Spatial layout entries:
★ ★ ★

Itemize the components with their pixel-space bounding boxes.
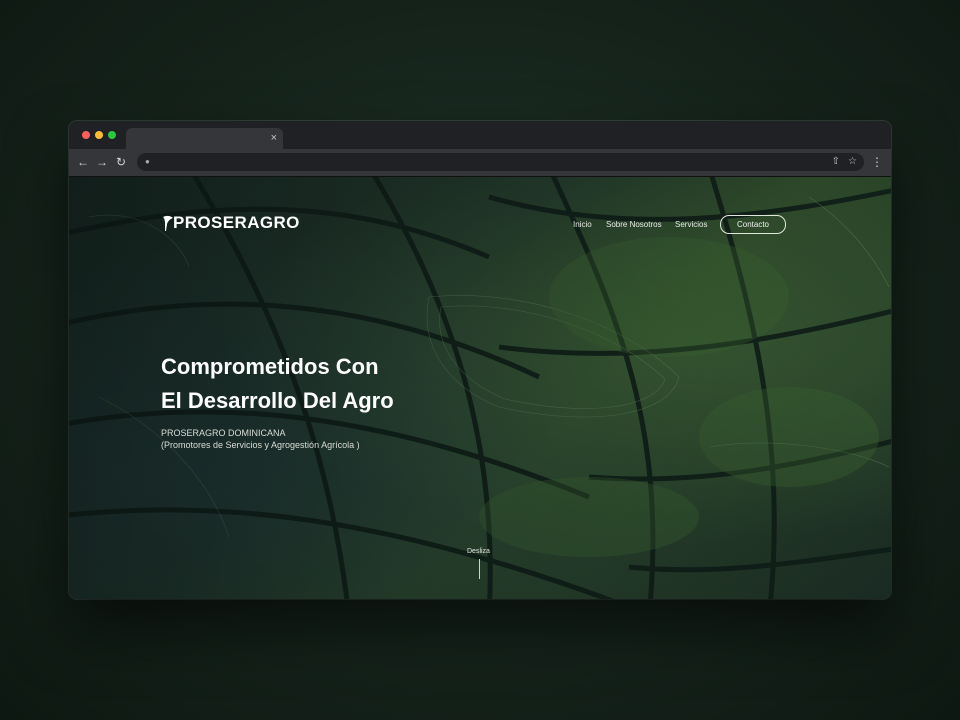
logo-text: PROSERAGRO: [173, 213, 300, 232]
reload-icon[interactable]: ↻: [113, 153, 129, 171]
address-bar[interactable]: ● ⇧ ☆: [137, 153, 864, 171]
bookmark-star-icon[interactable]: ☆: [848, 155, 857, 169]
maximize-window-button[interactable]: [108, 131, 116, 139]
nav-link-sobre-nosotros[interactable]: Sobre Nosotros: [606, 217, 662, 233]
browser-toolbar: ← → ↻ ● ⇧ ☆ ⋮: [69, 149, 891, 177]
scroll-hint[interactable]: Desliza: [467, 547, 490, 557]
browser-menu-icon[interactable]: ⋮: [871, 153, 883, 171]
hero-title-line-1: Comprometidos Con: [161, 354, 379, 379]
contact-button[interactable]: Contacto: [720, 215, 786, 234]
lock-icon: ●: [145, 157, 150, 166]
tab-bar: ×: [69, 121, 891, 149]
hero-subtitle-line-2: (Promotores de Servicios y Agrogestión A…: [161, 440, 360, 450]
nav-link-servicios[interactable]: Servicios: [675, 217, 707, 233]
close-tab-icon[interactable]: ×: [271, 131, 277, 145]
share-icon[interactable]: ⇧: [832, 155, 840, 169]
browser-window: × ← → ↻ ● ⇧ ☆ ⋮ PROSERAGRO Inicio Sobre …: [69, 121, 891, 599]
minimize-window-button[interactable]: [95, 131, 103, 139]
scroll-indicator-line: [479, 559, 480, 579]
forward-icon[interactable]: →: [94, 153, 110, 171]
hero-subtitle-line-1: PROSERAGRO DOMINICANA: [161, 428, 286, 438]
nav-link-inicio[interactable]: Inicio: [573, 217, 592, 233]
hero-title-line-2: El Desarrollo Del Agro: [161, 388, 394, 413]
browser-tab[interactable]: ×: [126, 128, 283, 149]
close-window-button[interactable]: [82, 131, 90, 139]
page-viewport: PROSERAGRO Inicio Sobre Nosotros Servici…: [69, 177, 891, 599]
back-icon[interactable]: ←: [75, 153, 91, 171]
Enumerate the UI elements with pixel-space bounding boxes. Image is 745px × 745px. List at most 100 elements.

★ ★ ★

> WORK INSTRUCTIONS: Write out the lines of the items above exactly, starting with the line that contains "logo-text: PROSERAGRO: [173, 213, 300, 232]" and ending with the line that contains "maximize-window-button[interactable]: [108, 131, 116, 139]", both included.

> TASK RESULT:
logo-text: PROSERAGRO: [173, 213, 300, 232]
reload-icon[interactable]: ↻: [113, 153, 129, 171]
address-bar[interactable]: ● ⇧ ☆: [137, 153, 864, 171]
bookmark-star-icon[interactable]: ☆: [848, 155, 857, 169]
maximize-window-button[interactable]: [108, 131, 116, 139]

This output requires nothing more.